start Data records

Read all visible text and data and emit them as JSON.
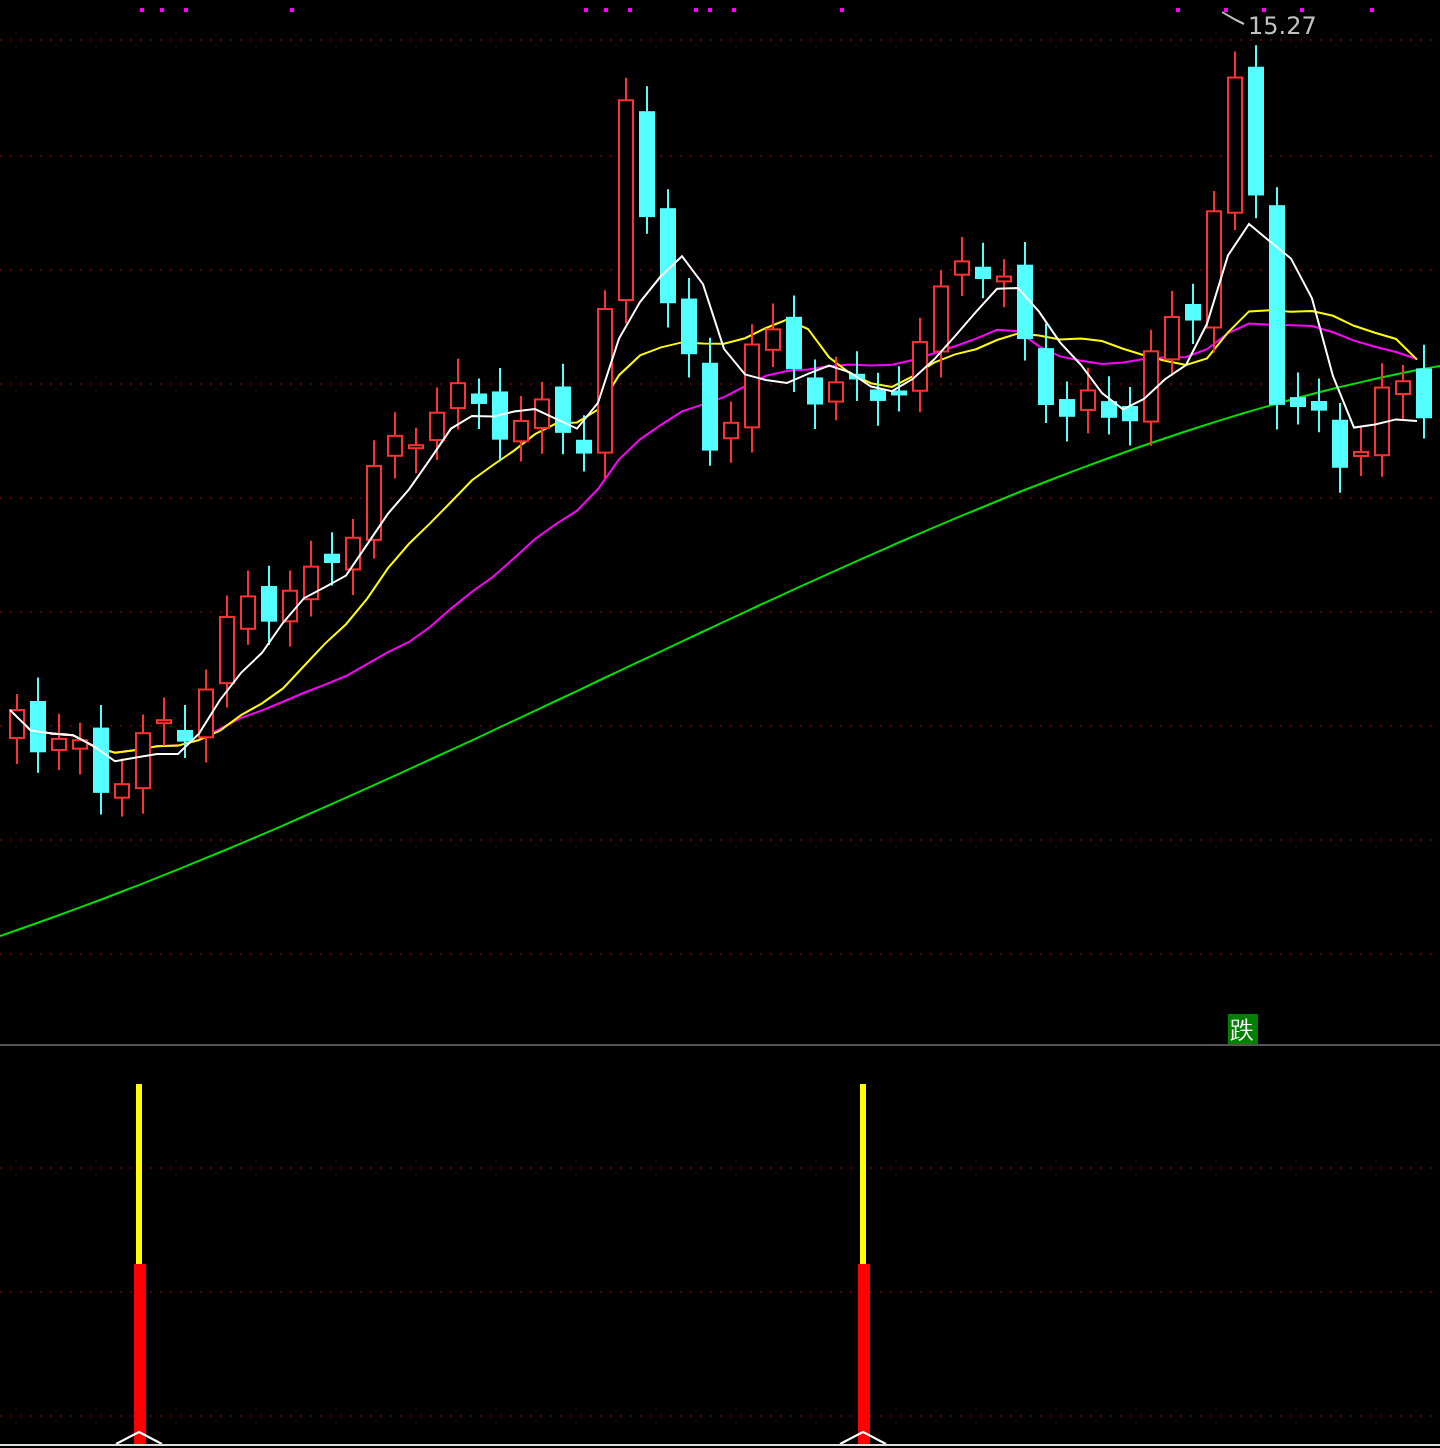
{
  "price_chart": {
    "high_label": "15.27",
    "signal_label": "跌"
  }
}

end Data records

# [Aim]
Output the data above without changes, apart from leaving out the pictures.

# [Reply to the task]
Read all visible text and data and emit them as JSON.
{
  "price_chart": {
    "high_label": "15.27",
    "signal_label": "跌"
  }
}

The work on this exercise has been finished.